Requirements:
Scan the entries below and extract each line with the word "NOTE" in it.

Entries supplied:
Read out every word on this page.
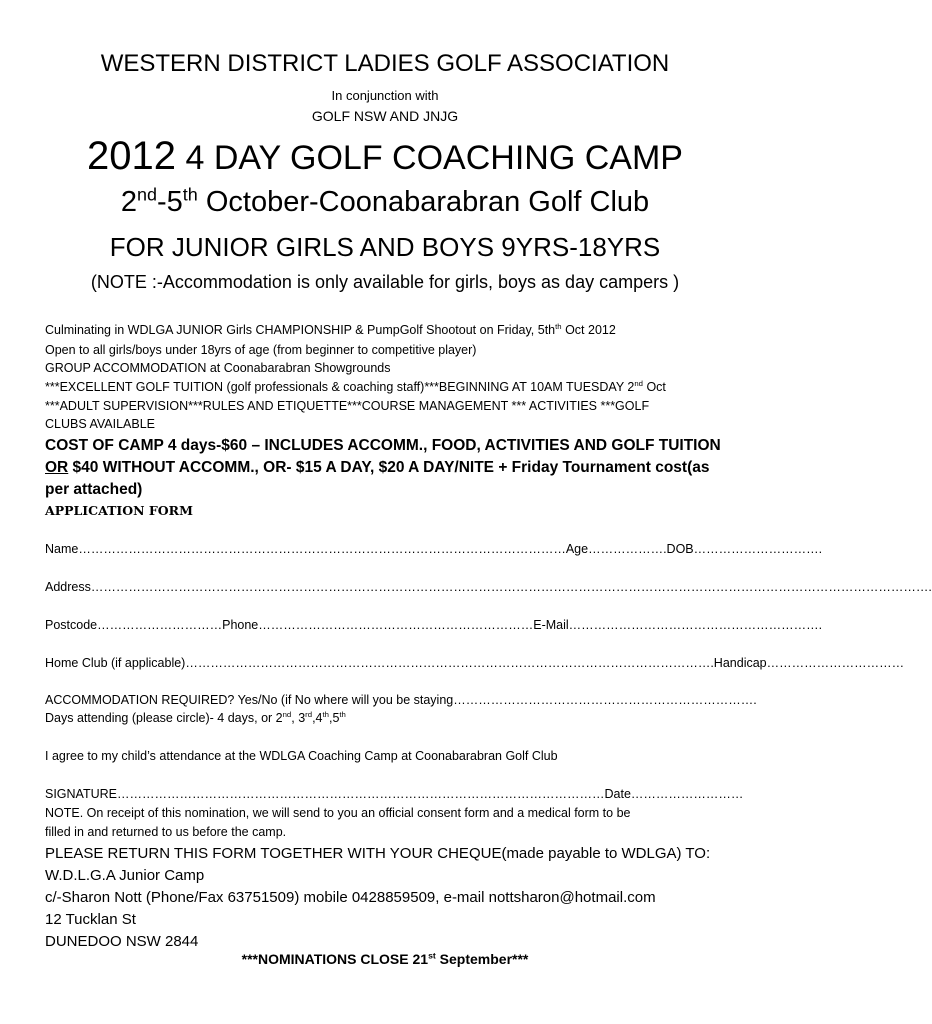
WESTERN DISTRICT LADIES GOLF ASSOCIATION
In conjunction with
GOLF NSW AND JNJG
2012 4 DAY GOLF COACHING CAMP
2nd-5th October-Coonabarabran Golf Club
FOR JUNIOR GIRLS AND BOYS 9YRS-18YRS
(NOTE :-Accommodation is only available for girls, boys as day campers )
Culminating in WDLGA JUNIOR Girls CHAMPIONSHIP & PumpGolf Shootout on Friday, $5th^{th}$ Oct 2012
Open to all girls/boys under 18yrs of age (from beginner to competitive player)
GROUP ACCOMMODATION at Coonabarabran Showgrounds
***EXCELLENT GOLF TUITION (golf professionals & coaching staff)***BEGINNING AT 10AM TUESDAY 2nd Oct
***ADULT SUPERVISION***RULES AND ETIQUETTE***COURSE MANAGEMENT *** ACTIVITIES ***GOLF
CLUBS AVAILABLE
COST OF CAMP 4 days-$60 – INCLUDES ACCOMM., FOOD, ACTIVITIES AND GOLF TUITION OR $40 WITHOUT ACCOMM., OR- $15 A DAY, $20 A DAY/NITE + Friday Tournament cost(as per attached)
APPLICATION FORM
Name………………………………………………………………………………………………………Age……………….DOB………………………….
Address………………………………………………………………………………………………………………………………………………………………………………….
Postcode…………………………Phone…………………………………………………………E-Mail…………………………………………………….
Home Club (if applicable)……………………………………………………………………………………………………………….Handicap……………………………
ACCOMMODATION REQUIRED? Yes/No (if No where will you be staying……………………………………………………………….
Days attending (please circle)- 4 days, or 2nd, 3rd,4th,5th
I agree to my child’s attendance at the WDLGA Coaching Camp at Coonabarabran Golf Club
SIGNATURE………………………………………………………………………………………………………Date………………………
NOTE. On receipt of this nomination, we will send to you an official consent form and a medical form to be
filled in and returned to us before the camp.
PLEASE RETURN THIS FORM TOGETHER WITH YOUR CHEQUE(made payable to WDLGA) TO:
W.D.L.G.A Junior Camp
c/-Sharon Nott (Phone/Fax 63751509) mobile 0428859509, e-mail nottsharon@hotmail.com
12 Tucklan St
DUNEDOO NSW 2844
***NOMINATIONS CLOSE 21st September***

Task response:
(NOTE :-Accommodation is only available for girls, boys as day campers )
NOTE. On receipt of this nomination, we will send to you an official consent form and a medical form to be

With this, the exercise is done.